__WHAT THIS TASK INVOLVES__
Return all of the lines below exactly as they are.

__RECORDS FOR THE EXERCISE__
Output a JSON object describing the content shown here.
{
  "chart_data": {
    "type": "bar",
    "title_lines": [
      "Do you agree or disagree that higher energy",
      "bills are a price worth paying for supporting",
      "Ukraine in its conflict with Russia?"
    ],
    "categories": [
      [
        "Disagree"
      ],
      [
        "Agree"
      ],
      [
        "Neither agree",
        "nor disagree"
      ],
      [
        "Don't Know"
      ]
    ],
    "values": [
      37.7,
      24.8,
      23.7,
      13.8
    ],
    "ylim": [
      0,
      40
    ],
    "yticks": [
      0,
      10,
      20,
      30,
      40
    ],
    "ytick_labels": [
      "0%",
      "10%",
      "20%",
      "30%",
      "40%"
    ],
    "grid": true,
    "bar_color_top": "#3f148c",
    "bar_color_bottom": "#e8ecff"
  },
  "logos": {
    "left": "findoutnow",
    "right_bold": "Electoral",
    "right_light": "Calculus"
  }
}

__PROBLEM SOLUTION__
Output a JSON object describing the content shown here.
{
  "chart_data": {
    "type": "bar",
    "title_lines": [
      "Do you agree or disagree that higher energy",
      "bills are a price worth paying for supporting",
      "Ukraine in its conflict with Russia?"
    ],
    "categories": [
      [
        "Disagree"
      ],
      [
        "Agree"
      ],
      [
        "Neither agree",
        "nor disagree"
      ],
      [
        "Don't Know"
      ]
    ],
    "values": [
      37.7,
      24.8,
      23.7,
      13.8
    ],
    "ylim": [
      0,
      40
    ],
    "yticks": [
      0,
      10,
      20,
      30,
      40
    ],
    "ytick_labels": [
      "0%",
      "10%",
      "20%",
      "30%",
      "40%"
    ],
    "grid": true,
    "bar_color_top": "#3f148c",
    "bar_color_bottom": "#e8ecff"
  },
  "logos": {
    "left": "findoutnow",
    "right_bold": "Electoral",
    "right_light": "Calculus"
  }
}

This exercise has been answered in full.